# ENTRIES PROVIDED:

════

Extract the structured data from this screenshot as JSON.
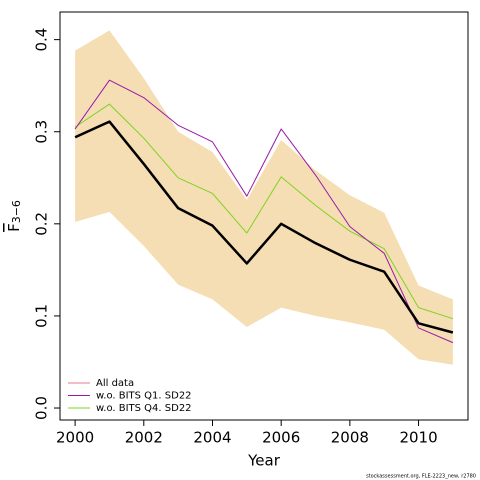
{
  "chart_data": {
    "type": "line",
    "xlabel": "Year",
    "ylabel": {
      "main": "F",
      "sub": "3−6"
    },
    "x": [
      2000,
      2001,
      2002,
      2003,
      2004,
      2005,
      2006,
      2007,
      2008,
      2009,
      2010,
      2011
    ],
    "band": {
      "color": "#f5deb3",
      "upper": [
        0.388,
        0.41,
        0.358,
        0.3,
        0.278,
        0.226,
        0.291,
        0.258,
        0.231,
        0.212,
        0.133,
        0.118
      ],
      "lower": [
        0.202,
        0.213,
        0.176,
        0.134,
        0.118,
        0.088,
        0.109,
        0.1,
        0.093,
        0.085,
        0.053,
        0.047
      ]
    },
    "series": [
      {
        "name": "All data",
        "color": "#000000",
        "legend_color": "#e8788c",
        "width": 2.5,
        "values": [
          0.294,
          0.311,
          0.265,
          0.217,
          0.198,
          0.157,
          0.2,
          0.179,
          0.161,
          0.148,
          0.092,
          0.082
        ]
      },
      {
        "name": "w.o. BITS Q1. SD22",
        "color": "#9a1aa8",
        "legend_color": "#9a1aa8",
        "width": 1,
        "values": [
          0.303,
          0.356,
          0.337,
          0.307,
          0.289,
          0.23,
          0.303,
          0.253,
          0.197,
          0.168,
          0.087,
          0.071
        ]
      },
      {
        "name": "w.o. BITS Q4. SD22",
        "color": "#7ed321",
        "legend_color": "#7ed321",
        "width": 1,
        "values": [
          0.305,
          0.33,
          0.293,
          0.25,
          0.233,
          0.19,
          0.251,
          0.22,
          0.192,
          0.173,
          0.109,
          0.097
        ]
      }
    ],
    "xlim": [
      1999.56,
      2011.44
    ],
    "xticks": [
      2000,
      2002,
      2004,
      2006,
      2008,
      2010
    ],
    "ylim": [
      -0.013,
      0.43
    ],
    "yticks": [
      {
        "value": 0,
        "label": "0.0"
      },
      0.1,
      0.2,
      0.3,
      0.4
    ],
    "legend": "bottom-left",
    "footer": "stockassessment.org, FLE-2223_new, r2780"
  }
}
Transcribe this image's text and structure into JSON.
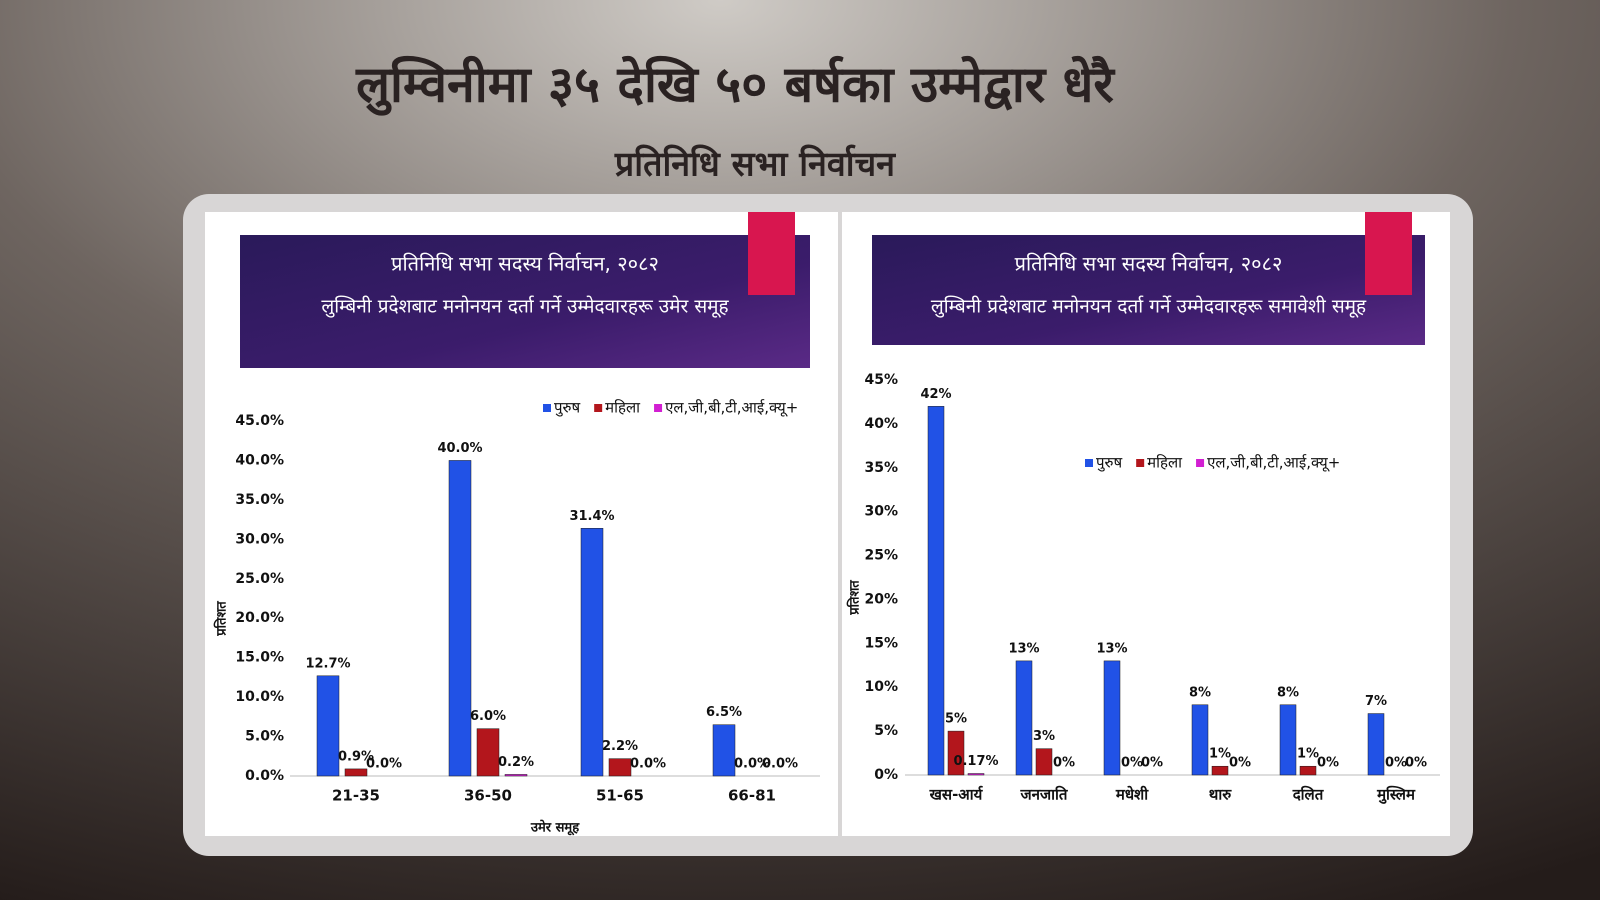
{
  "header": {
    "title": "लुम्विनीमा ३५ देखि ५० बर्षका उम्मेद्वार धेरै",
    "subtitle": "प्रतिनिधि सभा निर्वाचन"
  },
  "chart_data": [
    {
      "type": "bar",
      "title": "प्रतिनिधि सभा सदस्य निर्वाचन, २०८२",
      "subtitle": "लुम्बिनी प्रदेशबाट मनोनयन दर्ता गर्ने उम्मेदवारहरू उमेर समूह",
      "x_label": "उमेर समूह",
      "y_label": "प्रतिशत",
      "categories": [
        "21-35",
        "36-50",
        "51-65",
        "66-81"
      ],
      "series": [
        {
          "name": "पुरुष",
          "color": "#2152e6",
          "values": [
            12.7,
            40.0,
            31.4,
            6.5
          ],
          "value_labels": [
            "12.7%",
            "40.0%",
            "31.4%",
            "6.5%"
          ]
        },
        {
          "name": "महिला",
          "color": "#b3161c",
          "values": [
            0.9,
            6.0,
            2.2,
            0.0
          ],
          "value_labels": [
            "0.9%",
            "6.0%",
            "2.2%",
            "0.0%"
          ]
        },
        {
          "name": "एल,जी,बी,टी,आई,क्यू+",
          "color": "#d21fd2",
          "values": [
            0.0,
            0.2,
            0.0,
            0.0
          ],
          "value_labels": [
            "0.0%",
            "0.2%",
            "0.0%",
            "0.0%"
          ]
        }
      ],
      "ylim": [
        0,
        45
      ],
      "yticks": [
        {
          "value": 0,
          "label": "0.0%"
        },
        {
          "value": 5,
          "label": "5.0%"
        },
        {
          "value": 10,
          "label": "10.0%"
        },
        {
          "value": 15,
          "label": "15.0%"
        },
        {
          "value": 20,
          "label": "20.0%"
        },
        {
          "value": 25,
          "label": "25.0%"
        },
        {
          "value": 30,
          "label": "30.0%"
        },
        {
          "value": 35,
          "label": "35.0%"
        },
        {
          "value": 40,
          "label": "40.0%"
        },
        {
          "value": 45,
          "label": "45.0%"
        }
      ]
    },
    {
      "type": "bar",
      "title": "प्रतिनिधि सभा सदस्य निर्वाचन, २०८२",
      "subtitle": "लुम्बिनी प्रदेशबाट मनोनयन दर्ता गर्ने उम्मेदवारहरू समावेशी समूह",
      "y_label": "प्रतिशत",
      "categories": [
        "खस-आर्य",
        "जनजाति",
        "मधेशी",
        "थारु",
        "दलित",
        "मुस्लिम"
      ],
      "series": [
        {
          "name": "पुरुष",
          "color": "#2152e6",
          "values": [
            42,
            13,
            13,
            8,
            8,
            7
          ],
          "value_labels": [
            "42%",
            "13%",
            "13%",
            "8%",
            "8%",
            "7%"
          ]
        },
        {
          "name": "महिला",
          "color": "#b3161c",
          "values": [
            5,
            3,
            0,
            1,
            1,
            0
          ],
          "value_labels": [
            "5%",
            "3%",
            "0%",
            "1%",
            "1%",
            "0%"
          ]
        },
        {
          "name": "एल,जी,बी,टी,आई,क्यू+",
          "color": "#d21fd2",
          "values": [
            0.17,
            0,
            0,
            0,
            0,
            0
          ],
          "value_labels": [
            "0.17%",
            "0%",
            "0%",
            "0%",
            "0%",
            "0%"
          ]
        }
      ],
      "ylim": [
        0,
        45
      ],
      "yticks": [
        {
          "value": 0,
          "label": "0%"
        },
        {
          "value": 5,
          "label": "5%"
        },
        {
          "value": 10,
          "label": "10%"
        },
        {
          "value": 15,
          "label": "15%"
        },
        {
          "value": 20,
          "label": "20%"
        },
        {
          "value": 25,
          "label": "25%"
        },
        {
          "value": 30,
          "label": "30%"
        },
        {
          "value": 35,
          "label": "35%"
        },
        {
          "value": 40,
          "label": "40%"
        },
        {
          "value": 45,
          "label": "45%"
        }
      ]
    }
  ]
}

════

All of the records need repeating exactly, except for the pictures.

Extract the structured data from this screenshot as JSON.
{
  "chart_data": {
    "type": "line",
    "xlabel": "Year",
    "ylabel": {
      "main": "F",
      "sub": "3−6"
    },
    "x": [
      2000,
      2001,
      2002,
      2003,
      2004,
      2005,
      2006,
      2007,
      2008,
      2009,
      2010,
      2011
    ],
    "band": {
      "color": "#f5deb3",
      "upper": [
        0.388,
        0.41,
        0.358,
        0.3,
        0.278,
        0.226,
        0.291,
        0.258,
        0.231,
        0.212,
        0.133,
        0.118
      ],
      "lower": [
        0.202,
        0.213,
        0.176,
        0.134,
        0.118,
        0.088,
        0.109,
        0.1,
        0.093,
        0.085,
        0.053,
        0.047
      ]
    },
    "series": [
      {
        "name": "All data",
        "color": "#000000",
        "legend_color": "#e8788c",
        "width": 2.5,
        "values": [
          0.294,
          0.311,
          0.265,
          0.217,
          0.198,
          0.157,
          0.2,
          0.179,
          0.161,
          0.148,
          0.092,
          0.082
        ]
      },
      {
        "name": "w.o. BITS Q1. SD22",
        "color": "#9a1aa8",
        "legend_color": "#9a1aa8",
        "width": 1,
        "values": [
          0.303,
          0.356,
          0.337,
          0.307,
          0.289,
          0.23,
          0.303,
          0.253,
          0.197,
          0.168,
          0.087,
          0.071
        ]
      },
      {
        "name": "w.o. BITS Q4. SD22",
        "color": "#7ed321",
        "legend_color": "#7ed321",
        "width": 1,
        "values": [
          0.305,
          0.33,
          0.293,
          0.25,
          0.233,
          0.19,
          0.251,
          0.22,
          0.192,
          0.173,
          0.109,
          0.097
        ]
      }
    ],
    "xlim": [
      1999.56,
      2011.44
    ],
    "xticks": [
      2000,
      2002,
      2004,
      2006,
      2008,
      2010
    ],
    "ylim": [
      -0.013,
      0.43
    ],
    "yticks": [
      {
        "value": 0,
        "label": "0.0"
      },
      0.1,
      0.2,
      0.3,
      0.4
    ],
    "legend": "bottom-left",
    "footer": "stockassessment.org, FLE-2223_new, r2780"
  }
}
Transcribe this image's text and structure into JSON.
{
  "header": {
    "title": "लुम्विनीमा ३५ देखि ५० बर्षका उम्मेद्वार धेरै",
    "subtitle": "प्रतिनिधि सभा निर्वाचन"
  },
  "chart_data": [
    {
      "type": "bar",
      "title": "प्रतिनिधि सभा सदस्य निर्वाचन, २०८२",
      "subtitle": "लुम्बिनी प्रदेशबाट मनोनयन दर्ता गर्ने उम्मेदवारहरू उमेर समूह",
      "x_label": "उमेर समूह",
      "y_label": "प्रतिशत",
      "categories": [
        "21-35",
        "36-50",
        "51-65",
        "66-81"
      ],
      "series": [
        {
          "name": "पुरुष",
          "color": "#2152e6",
          "values": [
            12.7,
            40.0,
            31.4,
            6.5
          ],
          "value_labels": [
            "12.7%",
            "40.0%",
            "31.4%",
            "6.5%"
          ]
        },
        {
          "name": "महिला",
          "color": "#b3161c",
          "values": [
            0.9,
            6.0,
            2.2,
            0.0
          ],
          "value_labels": [
            "0.9%",
            "6.0%",
            "2.2%",
            "0.0%"
          ]
        },
        {
          "name": "एल,जी,बी,टी,आई,क्यू+",
          "color": "#d21fd2",
          "values": [
            0.0,
            0.2,
            0.0,
            0.0
          ],
          "value_labels": [
            "0.0%",
            "0.2%",
            "0.0%",
            "0.0%"
          ]
        }
      ],
      "ylim": [
        0,
        45
      ],
      "yticks": [
        {
          "value": 0,
          "label": "0.0%"
        },
        {
          "value": 5,
          "label": "5.0%"
        },
        {
          "value": 10,
          "label": "10.0%"
        },
        {
          "value": 15,
          "label": "15.0%"
        },
        {
          "value": 20,
          "label": "20.0%"
        },
        {
          "value": 25,
          "label": "25.0%"
        },
        {
          "value": 30,
          "label": "30.0%"
        },
        {
          "value": 35,
          "label": "35.0%"
        },
        {
          "value": 40,
          "label": "40.0%"
        },
        {
          "value": 45,
          "label": "45.0%"
        }
      ]
    },
    {
      "type": "bar",
      "title": "प्रतिनिधि सभा सदस्य निर्वाचन, २०८२",
      "subtitle": "लुम्बिनी प्रदेशबाट मनोनयन दर्ता गर्ने उम्मेदवारहरू समावेशी समूह",
      "y_label": "प्रतिशत",
      "categories": [
        "खस-आर्य",
        "जनजाति",
        "मधेशी",
        "थारु",
        "दलित",
        "मुस्लिम"
      ],
      "series": [
        {
          "name": "पुरुष",
          "color": "#2152e6",
          "values": [
            42,
            13,
            13,
            8,
            8,
            7
          ],
          "value_labels": [
            "42%",
            "13%",
            "13%",
            "8%",
            "8%",
            "7%"
          ]
        },
        {
          "name": "महिला",
          "color": "#b3161c",
          "values": [
            5,
            3,
            0,
            1,
            1,
            0
          ],
          "value_labels": [
            "5%",
            "3%",
            "0%",
            "1%",
            "1%",
            "0%"
          ]
        },
        {
          "name": "एल,जी,बी,टी,आई,क्यू+",
          "color": "#d21fd2",
          "values": [
            0.17,
            0,
            0,
            0,
            0,
            0
          ],
          "value_labels": [
            "0.17%",
            "0%",
            "0%",
            "0%",
            "0%",
            "0%"
          ]
        }
      ],
      "ylim": [
        0,
        45
      ],
      "yticks": [
        {
          "value": 0,
          "label": "0%"
        },
        {
          "value": 5,
          "label": "5%"
        },
        {
          "value": 10,
          "label": "10%"
        },
        {
          "value": 15,
          "label": "15%"
        },
        {
          "value": 20,
          "label": "20%"
        },
        {
          "value": 25,
          "label": "25%"
        },
        {
          "value": 30,
          "label": "30%"
        },
        {
          "value": 35,
          "label": "35%"
        },
        {
          "value": 40,
          "label": "40%"
        },
        {
          "value": 45,
          "label": "45%"
        }
      ]
    }
  ]
}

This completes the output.